* **Extracted data**
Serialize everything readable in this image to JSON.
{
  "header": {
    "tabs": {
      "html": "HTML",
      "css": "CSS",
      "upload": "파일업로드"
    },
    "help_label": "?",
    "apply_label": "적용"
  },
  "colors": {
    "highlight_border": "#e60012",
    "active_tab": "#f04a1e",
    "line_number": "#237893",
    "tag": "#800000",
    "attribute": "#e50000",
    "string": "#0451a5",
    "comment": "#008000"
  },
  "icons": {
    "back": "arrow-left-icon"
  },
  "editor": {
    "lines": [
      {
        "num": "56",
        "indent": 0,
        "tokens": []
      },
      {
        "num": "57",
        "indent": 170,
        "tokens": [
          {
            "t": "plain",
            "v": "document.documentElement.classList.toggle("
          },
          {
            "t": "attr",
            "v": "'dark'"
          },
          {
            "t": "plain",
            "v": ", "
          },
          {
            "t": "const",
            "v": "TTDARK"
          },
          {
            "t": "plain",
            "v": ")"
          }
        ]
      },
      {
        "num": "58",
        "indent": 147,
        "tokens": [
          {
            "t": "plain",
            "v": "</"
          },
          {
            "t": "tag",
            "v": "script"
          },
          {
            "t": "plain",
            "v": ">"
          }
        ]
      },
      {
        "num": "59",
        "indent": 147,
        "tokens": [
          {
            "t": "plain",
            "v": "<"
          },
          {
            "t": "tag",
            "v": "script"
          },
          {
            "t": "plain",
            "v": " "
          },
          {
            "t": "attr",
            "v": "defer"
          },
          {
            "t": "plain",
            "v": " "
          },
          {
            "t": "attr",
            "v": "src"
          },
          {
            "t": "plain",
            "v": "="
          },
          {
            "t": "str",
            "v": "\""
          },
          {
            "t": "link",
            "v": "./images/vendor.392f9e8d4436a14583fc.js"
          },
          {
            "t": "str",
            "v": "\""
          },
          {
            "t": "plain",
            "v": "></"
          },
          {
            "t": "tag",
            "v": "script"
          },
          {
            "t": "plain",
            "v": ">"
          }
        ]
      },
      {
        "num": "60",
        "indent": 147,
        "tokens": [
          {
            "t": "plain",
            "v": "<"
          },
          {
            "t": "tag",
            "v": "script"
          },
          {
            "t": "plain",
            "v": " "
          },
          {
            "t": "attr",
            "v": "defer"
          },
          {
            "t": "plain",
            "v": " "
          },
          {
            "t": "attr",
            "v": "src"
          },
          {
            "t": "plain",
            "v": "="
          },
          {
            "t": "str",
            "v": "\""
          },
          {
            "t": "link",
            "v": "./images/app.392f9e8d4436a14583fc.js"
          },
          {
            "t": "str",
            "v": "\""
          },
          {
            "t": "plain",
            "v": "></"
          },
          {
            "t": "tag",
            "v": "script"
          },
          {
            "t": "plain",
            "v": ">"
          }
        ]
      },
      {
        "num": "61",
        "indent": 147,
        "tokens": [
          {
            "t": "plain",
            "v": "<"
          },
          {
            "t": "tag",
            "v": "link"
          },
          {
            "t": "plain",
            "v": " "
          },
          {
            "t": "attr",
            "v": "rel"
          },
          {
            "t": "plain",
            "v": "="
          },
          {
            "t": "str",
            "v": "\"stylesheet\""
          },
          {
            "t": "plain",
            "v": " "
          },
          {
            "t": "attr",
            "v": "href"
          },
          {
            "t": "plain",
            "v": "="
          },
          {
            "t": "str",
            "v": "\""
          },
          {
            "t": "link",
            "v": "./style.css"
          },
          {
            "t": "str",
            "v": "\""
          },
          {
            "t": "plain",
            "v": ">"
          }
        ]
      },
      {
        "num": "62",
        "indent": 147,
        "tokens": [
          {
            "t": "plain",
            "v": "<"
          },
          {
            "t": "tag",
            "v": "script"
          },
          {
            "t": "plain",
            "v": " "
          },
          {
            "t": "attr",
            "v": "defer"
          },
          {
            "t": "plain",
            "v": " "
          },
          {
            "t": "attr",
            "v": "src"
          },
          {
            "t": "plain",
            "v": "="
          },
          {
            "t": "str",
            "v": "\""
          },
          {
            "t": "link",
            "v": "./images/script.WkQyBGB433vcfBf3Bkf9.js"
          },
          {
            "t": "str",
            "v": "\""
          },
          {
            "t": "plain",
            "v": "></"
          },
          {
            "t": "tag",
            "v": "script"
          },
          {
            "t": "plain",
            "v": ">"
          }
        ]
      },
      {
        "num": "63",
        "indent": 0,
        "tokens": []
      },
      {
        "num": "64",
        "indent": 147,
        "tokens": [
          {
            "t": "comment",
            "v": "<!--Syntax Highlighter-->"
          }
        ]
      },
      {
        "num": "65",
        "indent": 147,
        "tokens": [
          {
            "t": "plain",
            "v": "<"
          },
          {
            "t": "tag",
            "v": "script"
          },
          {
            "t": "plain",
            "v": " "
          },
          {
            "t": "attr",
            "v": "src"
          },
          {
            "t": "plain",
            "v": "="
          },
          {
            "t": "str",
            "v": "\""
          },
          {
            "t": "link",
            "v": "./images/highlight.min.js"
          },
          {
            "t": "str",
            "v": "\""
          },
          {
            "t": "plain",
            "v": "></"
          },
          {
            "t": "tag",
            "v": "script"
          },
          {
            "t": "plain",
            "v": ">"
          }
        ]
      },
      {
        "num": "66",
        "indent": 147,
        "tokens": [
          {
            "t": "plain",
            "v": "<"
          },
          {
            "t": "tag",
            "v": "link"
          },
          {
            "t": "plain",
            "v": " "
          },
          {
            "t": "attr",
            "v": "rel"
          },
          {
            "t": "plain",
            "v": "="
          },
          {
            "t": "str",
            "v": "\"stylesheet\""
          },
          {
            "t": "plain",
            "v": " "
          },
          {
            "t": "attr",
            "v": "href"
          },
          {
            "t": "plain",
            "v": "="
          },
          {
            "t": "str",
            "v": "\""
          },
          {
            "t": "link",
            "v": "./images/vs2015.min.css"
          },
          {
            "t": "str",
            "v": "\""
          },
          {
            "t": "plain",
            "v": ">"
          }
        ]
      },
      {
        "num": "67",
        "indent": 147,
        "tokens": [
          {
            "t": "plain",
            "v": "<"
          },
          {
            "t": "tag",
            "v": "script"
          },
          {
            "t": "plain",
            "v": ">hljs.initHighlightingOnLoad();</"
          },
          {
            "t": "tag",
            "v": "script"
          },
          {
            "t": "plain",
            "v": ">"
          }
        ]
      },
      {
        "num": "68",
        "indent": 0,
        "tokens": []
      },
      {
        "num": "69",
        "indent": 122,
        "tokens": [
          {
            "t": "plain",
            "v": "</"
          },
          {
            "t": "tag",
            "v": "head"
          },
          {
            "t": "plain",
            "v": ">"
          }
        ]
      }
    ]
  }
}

* **Work to be completed**
The records above should be duplicated in full, exactly as given.

* **Answer to this problem**
Serialize everything readable in this image to JSON.
{
  "header": {
    "tabs": {
      "html": "HTML",
      "css": "CSS",
      "upload": "파일업로드"
    },
    "help_label": "?",
    "apply_label": "적용"
  },
  "colors": {
    "highlight_border": "#e60012",
    "active_tab": "#f04a1e",
    "line_number": "#237893",
    "tag": "#800000",
    "attribute": "#e50000",
    "string": "#0451a5",
    "comment": "#008000"
  },
  "icons": {
    "back": "arrow-left-icon"
  },
  "editor": {
    "lines": [
      {
        "num": "56",
        "indent": 0,
        "tokens": []
      },
      {
        "num": "57",
        "indent": 170,
        "tokens": [
          {
            "t": "plain",
            "v": "document.documentElement.classList.toggle("
          },
          {
            "t": "attr",
            "v": "'dark'"
          },
          {
            "t": "plain",
            "v": ", "
          },
          {
            "t": "const",
            "v": "TTDARK"
          },
          {
            "t": "plain",
            "v": ")"
          }
        ]
      },
      {
        "num": "58",
        "indent": 147,
        "tokens": [
          {
            "t": "plain",
            "v": "</"
          },
          {
            "t": "tag",
            "v": "script"
          },
          {
            "t": "plain",
            "v": ">"
          }
        ]
      },
      {
        "num": "59",
        "indent": 147,
        "tokens": [
          {
            "t": "plain",
            "v": "<"
          },
          {
            "t": "tag",
            "v": "script"
          },
          {
            "t": "plain",
            "v": " "
          },
          {
            "t": "attr",
            "v": "defer"
          },
          {
            "t": "plain",
            "v": " "
          },
          {
            "t": "attr",
            "v": "src"
          },
          {
            "t": "plain",
            "v": "="
          },
          {
            "t": "str",
            "v": "\""
          },
          {
            "t": "link",
            "v": "./images/vendor.392f9e8d4436a14583fc.js"
          },
          {
            "t": "str",
            "v": "\""
          },
          {
            "t": "plain",
            "v": "></"
          },
          {
            "t": "tag",
            "v": "script"
          },
          {
            "t": "plain",
            "v": ">"
          }
        ]
      },
      {
        "num": "60",
        "indent": 147,
        "tokens": [
          {
            "t": "plain",
            "v": "<"
          },
          {
            "t": "tag",
            "v": "script"
          },
          {
            "t": "plain",
            "v": " "
          },
          {
            "t": "attr",
            "v": "defer"
          },
          {
            "t": "plain",
            "v": " "
          },
          {
            "t": "attr",
            "v": "src"
          },
          {
            "t": "plain",
            "v": "="
          },
          {
            "t": "str",
            "v": "\""
          },
          {
            "t": "link",
            "v": "./images/app.392f9e8d4436a14583fc.js"
          },
          {
            "t": "str",
            "v": "\""
          },
          {
            "t": "plain",
            "v": "></"
          },
          {
            "t": "tag",
            "v": "script"
          },
          {
            "t": "plain",
            "v": ">"
          }
        ]
      },
      {
        "num": "61",
        "indent": 147,
        "tokens": [
          {
            "t": "plain",
            "v": "<"
          },
          {
            "t": "tag",
            "v": "link"
          },
          {
            "t": "plain",
            "v": " "
          },
          {
            "t": "attr",
            "v": "rel"
          },
          {
            "t": "plain",
            "v": "="
          },
          {
            "t": "str",
            "v": "\"stylesheet\""
          },
          {
            "t": "plain",
            "v": " "
          },
          {
            "t": "attr",
            "v": "href"
          },
          {
            "t": "plain",
            "v": "="
          },
          {
            "t": "str",
            "v": "\""
          },
          {
            "t": "link",
            "v": "./style.css"
          },
          {
            "t": "str",
            "v": "\""
          },
          {
            "t": "plain",
            "v": ">"
          }
        ]
      },
      {
        "num": "62",
        "indent": 147,
        "tokens": [
          {
            "t": "plain",
            "v": "<"
          },
          {
            "t": "tag",
            "v": "script"
          },
          {
            "t": "plain",
            "v": " "
          },
          {
            "t": "attr",
            "v": "defer"
          },
          {
            "t": "plain",
            "v": " "
          },
          {
            "t": "attr",
            "v": "src"
          },
          {
            "t": "plain",
            "v": "="
          },
          {
            "t": "str",
            "v": "\""
          },
          {
            "t": "link",
            "v": "./images/script.WkQyBGB433vcfBf3Bkf9.js"
          },
          {
            "t": "str",
            "v": "\""
          },
          {
            "t": "plain",
            "v": "></"
          },
          {
            "t": "tag",
            "v": "script"
          },
          {
            "t": "plain",
            "v": ">"
          }
        ]
      },
      {
        "num": "63",
        "indent": 0,
        "tokens": []
      },
      {
        "num": "64",
        "indent": 147,
        "tokens": [
          {
            "t": "comment",
            "v": "<!--Syntax Highlighter-->"
          }
        ]
      },
      {
        "num": "65",
        "indent": 147,
        "tokens": [
          {
            "t": "plain",
            "v": "<"
          },
          {
            "t": "tag",
            "v": "script"
          },
          {
            "t": "plain",
            "v": " "
          },
          {
            "t": "attr",
            "v": "src"
          },
          {
            "t": "plain",
            "v": "="
          },
          {
            "t": "str",
            "v": "\""
          },
          {
            "t": "link",
            "v": "./images/highlight.min.js"
          },
          {
            "t": "str",
            "v": "\""
          },
          {
            "t": "plain",
            "v": "></"
          },
          {
            "t": "tag",
            "v": "script"
          },
          {
            "t": "plain",
            "v": ">"
          }
        ]
      },
      {
        "num": "66",
        "indent": 147,
        "tokens": [
          {
            "t": "plain",
            "v": "<"
          },
          {
            "t": "tag",
            "v": "link"
          },
          {
            "t": "plain",
            "v": " "
          },
          {
            "t": "attr",
            "v": "rel"
          },
          {
            "t": "plain",
            "v": "="
          },
          {
            "t": "str",
            "v": "\"stylesheet\""
          },
          {
            "t": "plain",
            "v": " "
          },
          {
            "t": "attr",
            "v": "href"
          },
          {
            "t": "plain",
            "v": "="
          },
          {
            "t": "str",
            "v": "\""
          },
          {
            "t": "link",
            "v": "./images/vs2015.min.css"
          },
          {
            "t": "str",
            "v": "\""
          },
          {
            "t": "plain",
            "v": ">"
          }
        ]
      },
      {
        "num": "67",
        "indent": 147,
        "tokens": [
          {
            "t": "plain",
            "v": "<"
          },
          {
            "t": "tag",
            "v": "script"
          },
          {
            "t": "plain",
            "v": ">hljs.initHighlightingOnLoad();</"
          },
          {
            "t": "tag",
            "v": "script"
          },
          {
            "t": "plain",
            "v": ">"
          }
        ]
      },
      {
        "num": "68",
        "indent": 0,
        "tokens": []
      },
      {
        "num": "69",
        "indent": 122,
        "tokens": [
          {
            "t": "plain",
            "v": "</"
          },
          {
            "t": "tag",
            "v": "head"
          },
          {
            "t": "plain",
            "v": ">"
          }
        ]
      }
    ]
  }
}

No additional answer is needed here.